(Task brief):
Reproduce every entry below precisely; do not include the pictures.

+ + + +

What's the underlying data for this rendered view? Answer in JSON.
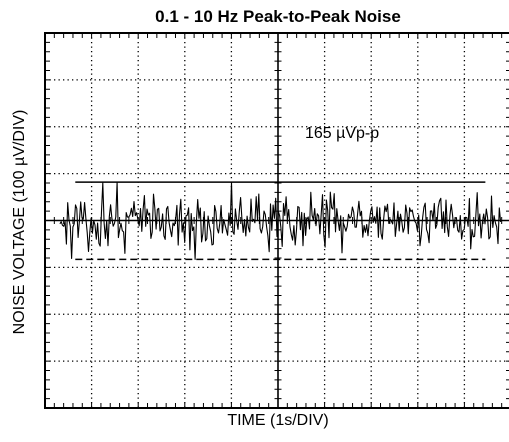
{
  "chart_data": {
    "type": "line",
    "title": "0.1 - 10 Hz Peak-to-Peak Noise",
    "xlabel": "TIME (1s/DIV)",
    "ylabel": "NOISE VOLTAGE (100 µV/DIV)",
    "x_divisions": 10,
    "y_divisions": 8,
    "grid": true,
    "grid_style": "dotted",
    "minor_ticks_per_division": 5,
    "xlim": [
      0,
      10
    ],
    "ylim": [
      -400,
      400
    ],
    "series": [
      {
        "kind": "noise",
        "color": "#000000",
        "mean": 0,
        "peak_to_peak": 165,
        "max": 82,
        "min": -83
      }
    ],
    "reference_lines": [
      {
        "value": 82,
        "style": "solid"
      },
      {
        "value": -83,
        "style": "dashed"
      }
    ],
    "annotation": {
      "text": "165 µVp-p"
    }
  }
}
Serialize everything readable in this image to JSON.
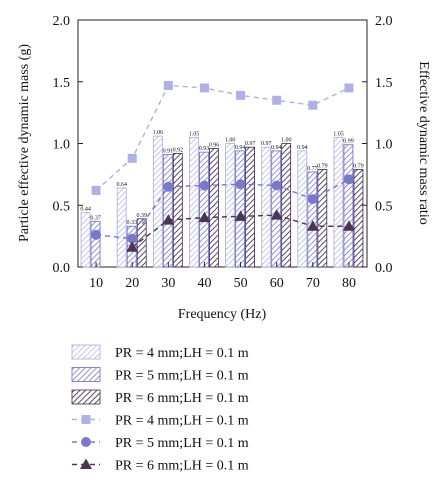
{
  "chart_data": {
    "type": "bar",
    "categories": [
      "10",
      "20",
      "30",
      "40",
      "50",
      "60",
      "70",
      "80"
    ],
    "xlabel": "Frequency (Hz)",
    "ylabel_left": "Particle effective dynamic mass (g)",
    "ylabel_right": "Effective dynamic mass ratio",
    "ylim_left": [
      0.0,
      2.0
    ],
    "ylim_right": [
      0.0,
      2.0
    ],
    "yticks_left": [
      "0.0",
      "0.5",
      "1.0",
      "1.5",
      "2.0"
    ],
    "yticks_right": [
      "0.0",
      "0.5",
      "1.0",
      "1.5",
      "2.0"
    ],
    "grid": false,
    "legend_position": "bottom",
    "bar_series": [
      {
        "name": "PR = 4 mm;LH = 0.1 m",
        "color": "#b8b8e8",
        "values": [
          0.44,
          0.64,
          1.06,
          1.05,
          1.0,
          0.97,
          0.94,
          1.05
        ],
        "labels": [
          "0.44",
          "0.64",
          "1.06",
          "1.05",
          "1.00",
          "0.97",
          "0.94",
          "1.05"
        ]
      },
      {
        "name": "PR = 5 mm;LH = 0.1 m",
        "color": "#7b78c8",
        "values": [
          0.37,
          0.33,
          0.91,
          0.93,
          0.94,
          0.94,
          0.77,
          0.99
        ],
        "labels": [
          "0.37",
          "0.33",
          "0.91",
          "0.93",
          "0.94",
          "0.94",
          "0.77",
          "0.99"
        ]
      },
      {
        "name": "PR = 6 mm;LH = 0.1 m",
        "color": "#4a3555",
        "values": [
          null,
          0.39,
          0.92,
          0.96,
          0.97,
          1.0,
          0.79,
          0.79
        ],
        "labels": [
          "",
          "0.39",
          "0.92",
          "0.96",
          "0.97",
          "1.00",
          "0.79",
          "0.79"
        ]
      }
    ],
    "line_series": [
      {
        "name": "PR = 4 mm;LH = 0.1 m",
        "color": "#b0b0e4",
        "marker": "square",
        "values": [
          0.62,
          0.88,
          1.47,
          1.45,
          1.39,
          1.35,
          1.31,
          1.45
        ]
      },
      {
        "name": "PR = 5 mm;LH = 0.1 m",
        "color": "#7a78c8",
        "marker": "circle",
        "values": [
          0.26,
          0.23,
          0.65,
          0.66,
          0.67,
          0.66,
          0.55,
          0.71
        ]
      },
      {
        "name": "PR = 6 mm;LH = 0.1 m",
        "color": "#4a3555",
        "marker": "triangle",
        "values": [
          null,
          0.16,
          0.38,
          0.4,
          0.41,
          0.42,
          0.33,
          0.33
        ]
      }
    ]
  }
}
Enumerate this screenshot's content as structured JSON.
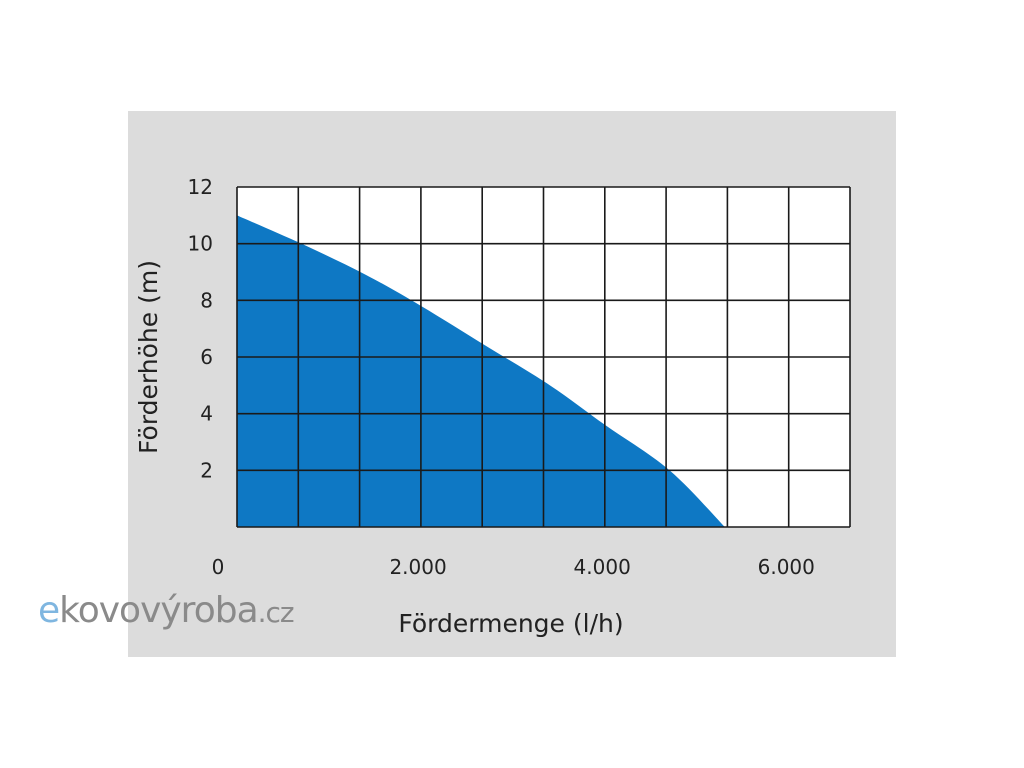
{
  "chart_data": {
    "type": "area",
    "title": "",
    "xlabel": "Fördermenge (l/h)",
    "ylabel": "Förderhöhe (m)",
    "xlim": [
      0,
      6660
    ],
    "ylim": [
      0,
      12
    ],
    "x_ticks": [
      {
        "value": 0,
        "label": "0"
      },
      {
        "value": 2000,
        "label": "2.000"
      },
      {
        "value": 4000,
        "label": "4.000"
      },
      {
        "value": 6000,
        "label": "6.000"
      }
    ],
    "y_ticks": [
      {
        "value": 2,
        "label": "2"
      },
      {
        "value": 4,
        "label": "4"
      },
      {
        "value": 6,
        "label": "6"
      },
      {
        "value": 8,
        "label": "8"
      },
      {
        "value": 10,
        "label": "10"
      },
      {
        "value": 12,
        "label": "12"
      }
    ],
    "grid": true,
    "grid_columns": 10,
    "grid_rows": 6,
    "series": [
      {
        "x": [
          0,
          700,
          1400,
          2000,
          2700,
          3400,
          4000,
          4700,
          5300
        ],
        "y": [
          11,
          10,
          8.9,
          7.8,
          6.4,
          5.0,
          3.6,
          2.0,
          0
        ],
        "color": "#0e78c4"
      }
    ],
    "background": "#dcdcdc"
  },
  "watermark": {
    "text": "ekovovýroba.cz",
    "e": "e",
    "main": "kovovýroba",
    "tld": ".cz"
  }
}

+ + + +

(Output):
What's the underlying data for this rendered view? Answer in JSON.
{
  "chart_data": {
    "type": "line",
    "title": "0.1 - 10 Hz Peak-to-Peak Noise",
    "xlabel": "TIME (1s/DIV)",
    "ylabel": "NOISE VOLTAGE (100 µV/DIV)",
    "x_divisions": 10,
    "y_divisions": 8,
    "grid": true,
    "grid_style": "dotted",
    "minor_ticks_per_division": 5,
    "xlim": [
      0,
      10
    ],
    "ylim": [
      -400,
      400
    ],
    "series": [
      {
        "kind": "noise",
        "color": "#000000",
        "mean": 0,
        "peak_to_peak": 165,
        "max": 82,
        "min": -83
      }
    ],
    "reference_lines": [
      {
        "value": 82,
        "style": "solid"
      },
      {
        "value": -83,
        "style": "dashed"
      }
    ],
    "annotation": {
      "text": "165 µVp-p"
    }
  }
}
Serialize everything readable in this image to JSON.
{
  "chart_data": {
    "type": "bar",
    "categories": [
      "10",
      "20",
      "30",
      "40",
      "50",
      "60",
      "70",
      "80"
    ],
    "xlabel": "Frequency (Hz)",
    "ylabel_left": "Particle effective dynamic mass (g)",
    "ylabel_right": "Effective dynamic mass ratio",
    "ylim_left": [
      0.0,
      2.0
    ],
    "ylim_right": [
      0.0,
      2.0
    ],
    "yticks_left": [
      "0.0",
      "0.5",
      "1.0",
      "1.5",
      "2.0"
    ],
    "yticks_right": [
      "0.0",
      "0.5",
      "1.0",
      "1.5",
      "2.0"
    ],
    "grid": false,
    "legend_position": "bottom",
    "bar_series": [
      {
        "name": "PR = 4 mm;LH = 0.1 m",
        "color": "#b8b8e8",
        "values": [
          0.44,
          0.64,
          1.06,
          1.05,
          1.0,
          0.97,
          0.94,
          1.05
        ],
        "labels": [
          "0.44",
          "0.64",
          "1.06",
          "1.05",
          "1.00",
          "0.97",
          "0.94",
          "1.05"
        ]
      },
      {
        "name": "PR = 5 mm;LH = 0.1 m",
        "color": "#7b78c8",
        "values": [
          0.37,
          0.33,
          0.91,
          0.93,
          0.94,
          0.94,
          0.77,
          0.99
        ],
        "labels": [
          "0.37",
          "0.33",
          "0.91",
          "0.93",
          "0.94",
          "0.94",
          "0.77",
          "0.99"
        ]
      },
      {
        "name": "PR = 6 mm;LH = 0.1 m",
        "color": "#4a3555",
        "values": [
          null,
          0.39,
          0.92,
          0.96,
          0.97,
          1.0,
          0.79,
          0.79
        ],
        "labels": [
          "",
          "0.39",
          "0.92",
          "0.96",
          "0.97",
          "1.00",
          "0.79",
          "0.79"
        ]
      }
    ],
    "line_series": [
      {
        "name": "PR = 4 mm;LH = 0.1 m",
        "color": "#b0b0e4",
        "marker": "square",
        "values": [
          0.62,
          0.88,
          1.47,
          1.45,
          1.39,
          1.35,
          1.31,
          1.45
        ]
      },
      {
        "name": "PR = 5 mm;LH = 0.1 m",
        "color": "#7a78c8",
        "marker": "circle",
        "values": [
          0.26,
          0.23,
          0.65,
          0.66,
          0.67,
          0.66,
          0.55,
          0.71
        ]
      },
      {
        "name": "PR = 6 mm;LH = 0.1 m",
        "color": "#4a3555",
        "marker": "triangle",
        "values": [
          null,
          0.16,
          0.38,
          0.4,
          0.41,
          0.42,
          0.33,
          0.33
        ]
      }
    ]
  }
}
Enumerate this screenshot's content as structured JSON.
{
  "chart_data": {
    "type": "area",
    "title": "",
    "xlabel": "Fördermenge (l/h)",
    "ylabel": "Förderhöhe (m)",
    "xlim": [
      0,
      6660
    ],
    "ylim": [
      0,
      12
    ],
    "x_ticks": [
      {
        "value": 0,
        "label": "0"
      },
      {
        "value": 2000,
        "label": "2.000"
      },
      {
        "value": 4000,
        "label": "4.000"
      },
      {
        "value": 6000,
        "label": "6.000"
      }
    ],
    "y_ticks": [
      {
        "value": 2,
        "label": "2"
      },
      {
        "value": 4,
        "label": "4"
      },
      {
        "value": 6,
        "label": "6"
      },
      {
        "value": 8,
        "label": "8"
      },
      {
        "value": 10,
        "label": "10"
      },
      {
        "value": 12,
        "label": "12"
      }
    ],
    "grid": true,
    "grid_columns": 10,
    "grid_rows": 6,
    "series": [
      {
        "x": [
          0,
          700,
          1400,
          2000,
          2700,
          3400,
          4000,
          4700,
          5300
        ],
        "y": [
          11,
          10,
          8.9,
          7.8,
          6.4,
          5.0,
          3.6,
          2.0,
          0
        ],
        "color": "#0e78c4"
      }
    ],
    "background": "#dcdcdc"
  },
  "watermark": {
    "text": "ekovovýroba.cz",
    "e": "e",
    "main": "kovovýroba",
    "tld": ".cz"
  }
}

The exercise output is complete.